— start of Excerpted records —
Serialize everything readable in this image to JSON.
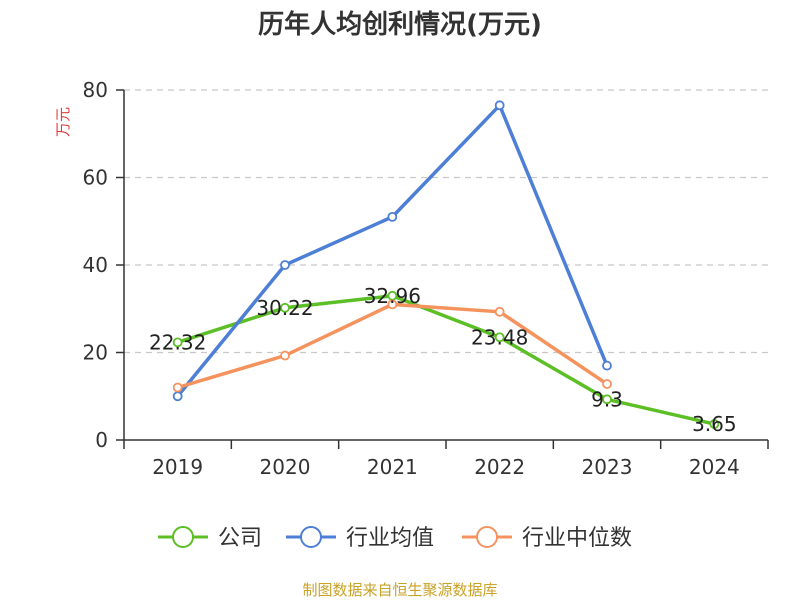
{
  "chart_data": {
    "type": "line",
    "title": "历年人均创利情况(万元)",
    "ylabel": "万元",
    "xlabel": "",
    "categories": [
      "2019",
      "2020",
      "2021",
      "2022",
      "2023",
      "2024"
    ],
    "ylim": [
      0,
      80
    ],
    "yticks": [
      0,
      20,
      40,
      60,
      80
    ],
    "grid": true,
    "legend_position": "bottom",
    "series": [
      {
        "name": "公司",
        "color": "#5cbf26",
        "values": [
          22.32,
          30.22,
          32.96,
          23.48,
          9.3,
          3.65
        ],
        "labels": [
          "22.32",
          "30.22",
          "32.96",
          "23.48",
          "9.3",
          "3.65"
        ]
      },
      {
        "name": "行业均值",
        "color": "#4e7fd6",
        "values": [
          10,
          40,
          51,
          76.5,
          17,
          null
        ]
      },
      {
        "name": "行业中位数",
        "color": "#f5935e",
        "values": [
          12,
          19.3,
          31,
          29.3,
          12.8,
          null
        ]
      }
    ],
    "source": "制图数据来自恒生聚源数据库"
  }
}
— end of Excerpted records —
Show the lines of the data that hold the word "color".

        "color": "#5cbf26",
        "color": "#4e7fd6",
        "color": "#f5935e",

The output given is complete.